Goal:
Repeat the entries that follow verbatim, without any of their pictures.

Records provided:

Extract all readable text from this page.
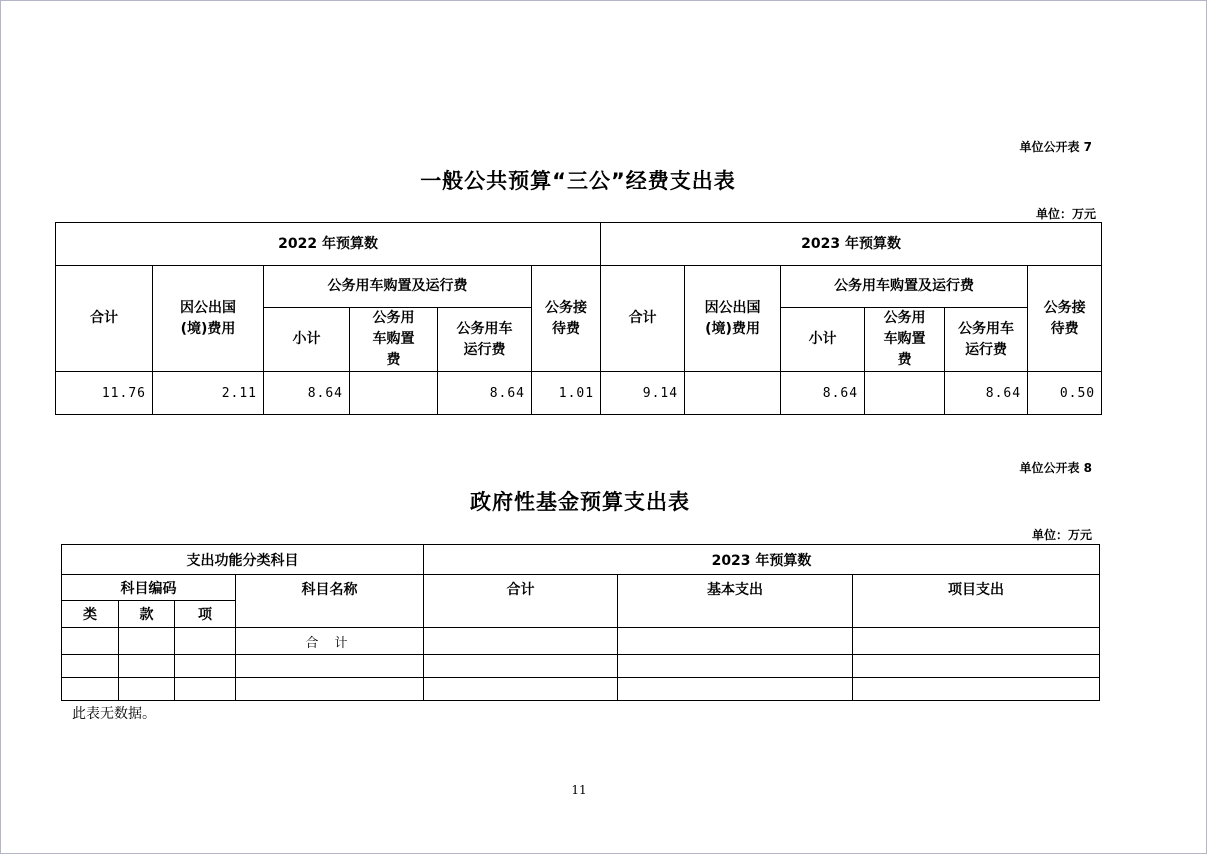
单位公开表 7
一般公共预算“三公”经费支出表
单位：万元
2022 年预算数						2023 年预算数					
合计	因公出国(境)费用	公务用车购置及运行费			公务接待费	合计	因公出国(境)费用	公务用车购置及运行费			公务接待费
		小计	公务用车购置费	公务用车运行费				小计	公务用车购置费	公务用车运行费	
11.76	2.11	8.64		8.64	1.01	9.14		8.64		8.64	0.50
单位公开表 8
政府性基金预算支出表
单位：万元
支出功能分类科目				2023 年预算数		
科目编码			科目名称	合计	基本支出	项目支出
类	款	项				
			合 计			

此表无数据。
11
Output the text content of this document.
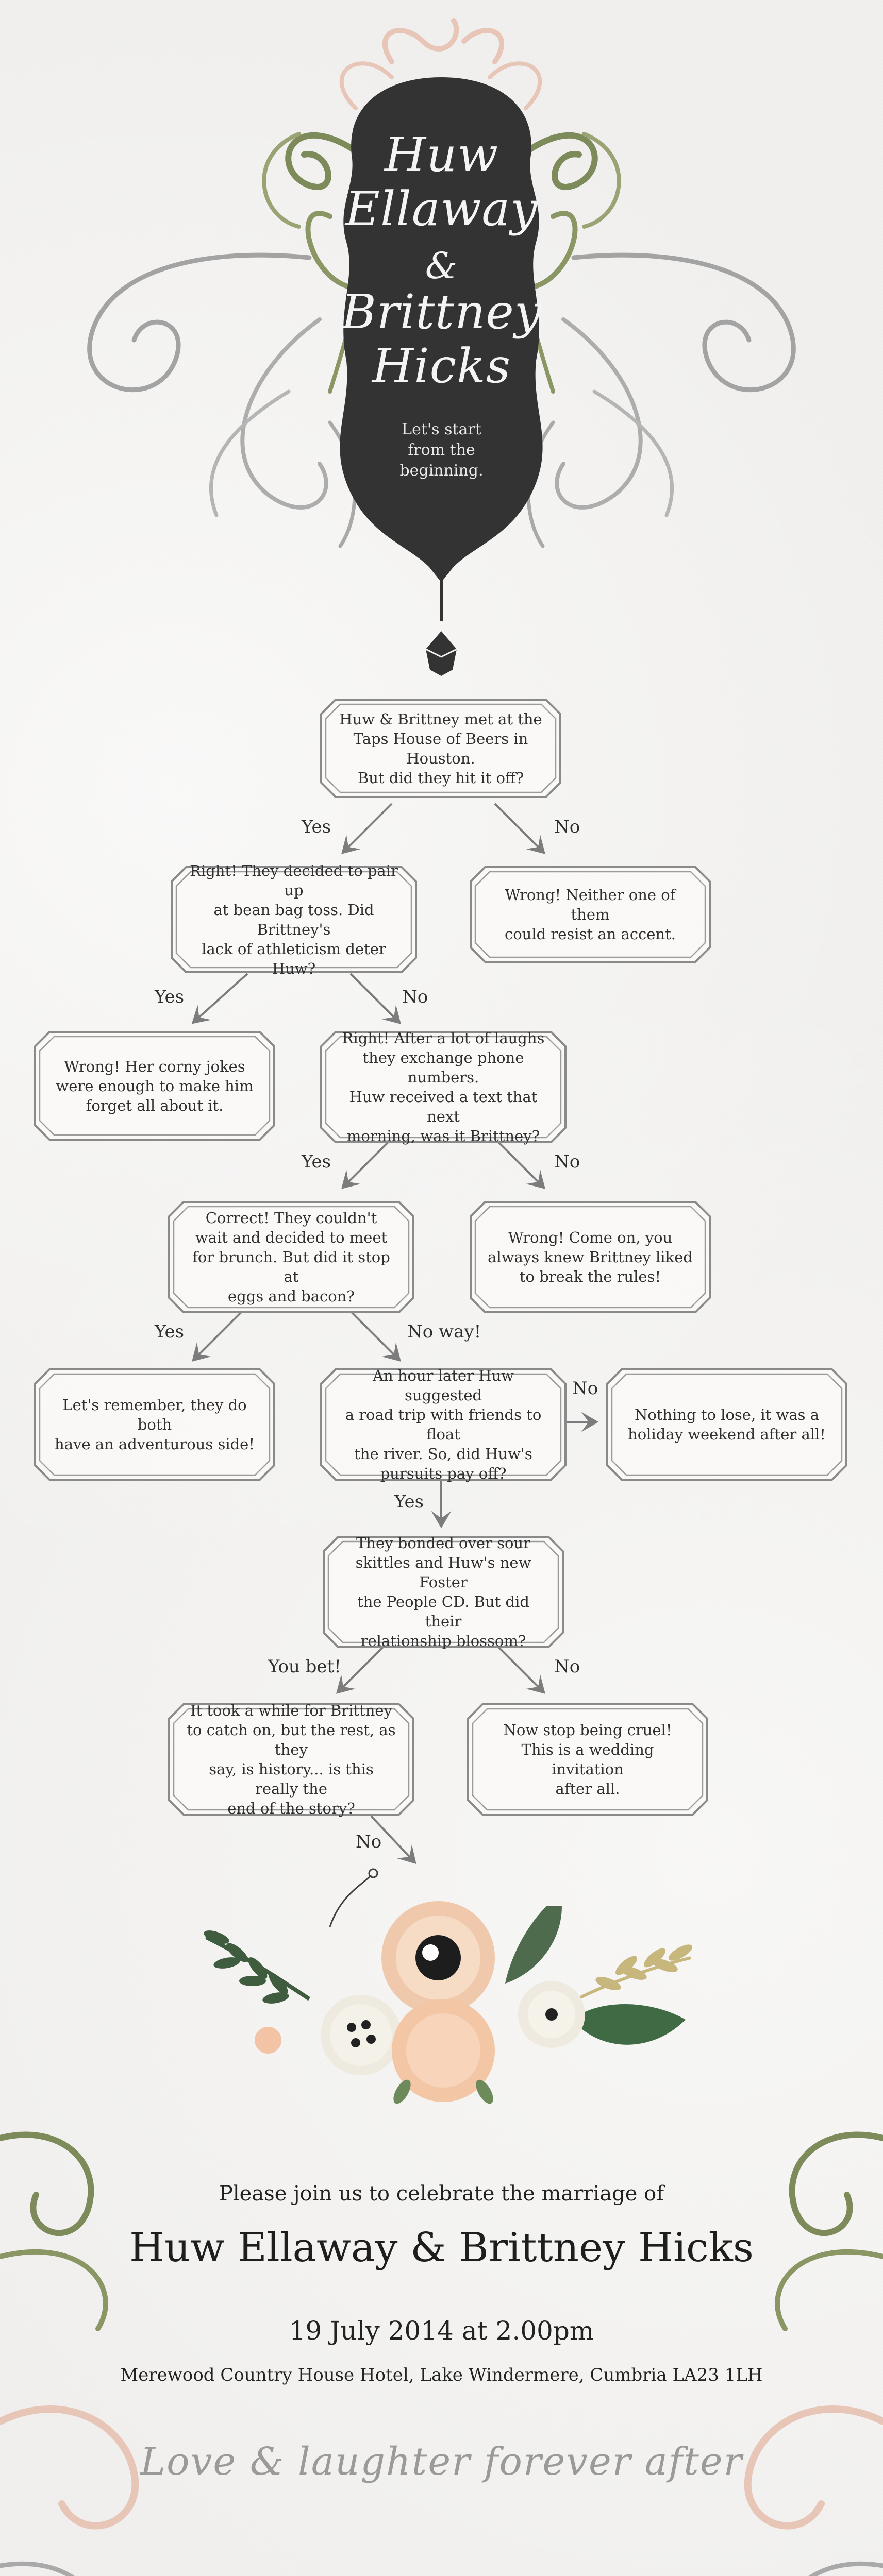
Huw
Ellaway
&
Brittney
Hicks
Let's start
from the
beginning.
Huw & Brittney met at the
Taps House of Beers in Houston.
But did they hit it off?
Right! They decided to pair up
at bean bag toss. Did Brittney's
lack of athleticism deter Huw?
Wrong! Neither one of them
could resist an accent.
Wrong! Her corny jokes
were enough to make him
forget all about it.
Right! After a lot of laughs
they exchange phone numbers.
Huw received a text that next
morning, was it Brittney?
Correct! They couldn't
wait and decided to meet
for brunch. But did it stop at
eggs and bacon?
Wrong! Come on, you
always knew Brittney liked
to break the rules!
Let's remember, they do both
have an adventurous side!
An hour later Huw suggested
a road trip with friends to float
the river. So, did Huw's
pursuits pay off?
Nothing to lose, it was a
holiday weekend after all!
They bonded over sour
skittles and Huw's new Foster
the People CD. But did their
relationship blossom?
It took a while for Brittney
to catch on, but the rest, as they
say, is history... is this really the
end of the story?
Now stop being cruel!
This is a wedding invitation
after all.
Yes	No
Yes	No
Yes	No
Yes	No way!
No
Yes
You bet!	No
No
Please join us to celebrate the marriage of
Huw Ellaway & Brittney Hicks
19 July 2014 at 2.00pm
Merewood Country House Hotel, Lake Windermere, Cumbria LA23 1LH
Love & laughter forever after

Answer for this exercise:
Extract all readable text from this page.
单位公开表 7
一般公共预算“三公”经费支出表
单位：万元
2022 年预算数						2023 年预算数					
合计	因公出国(境)费用	公务用车购置及运行费			公务接待费	合计	因公出国(境)费用	公务用车购置及运行费			公务接待费
		小计	公务用车购置费	公务用车运行费				小计	公务用车购置费	公务用车运行费	
11.76	2.11	8.64		8.64	1.01	9.14		8.64		8.64	0.50
单位公开表 8
政府性基金预算支出表
单位：万元
支出功能分类科目				2023 年预算数		
科目编码			科目名称	合计	基本支出	项目支出
类	款	项				
			合 计			

此表无数据。
11
Output the text content of this document.
Huw
Ellaway
&
Brittney
Hicks
Let's start
from the
beginning.
Huw & Brittney met at the
Taps House of Beers in Houston.
But did they hit it off?
Right! They decided to pair up
at bean bag toss. Did Brittney's
lack of athleticism deter Huw?
Wrong! Neither one of them
could resist an accent.
Wrong! Her corny jokes
were enough to make him
forget all about it.
Right! After a lot of laughs
they exchange phone numbers.
Huw received a text that next
morning, was it Brittney?
Correct! They couldn't
wait and decided to meet
for brunch. But did it stop at
eggs and bacon?
Wrong! Come on, you
always knew Brittney liked
to break the rules!
Let's remember, they do both
have an adventurous side!
An hour later Huw suggested
a road trip with friends to float
the river. So, did Huw's
pursuits pay off?
Nothing to lose, it was a
holiday weekend after all!
They bonded over sour
skittles and Huw's new Foster
the People CD. But did their
relationship blossom?
It took a while for Brittney
to catch on, but the rest, as they
say, is history... is this really the
end of the story?
Now stop being cruel!
This is a wedding invitation
after all.
Yes	No
Yes	No
Yes	No
Yes	No way!
No
Yes
You bet!	No
No
Please join us to celebrate the marriage of
Huw Ellaway & Brittney Hicks
19 July 2014 at 2.00pm
Merewood Country House Hotel, Lake Windermere, Cumbria LA23 1LH
Love & laughter forever after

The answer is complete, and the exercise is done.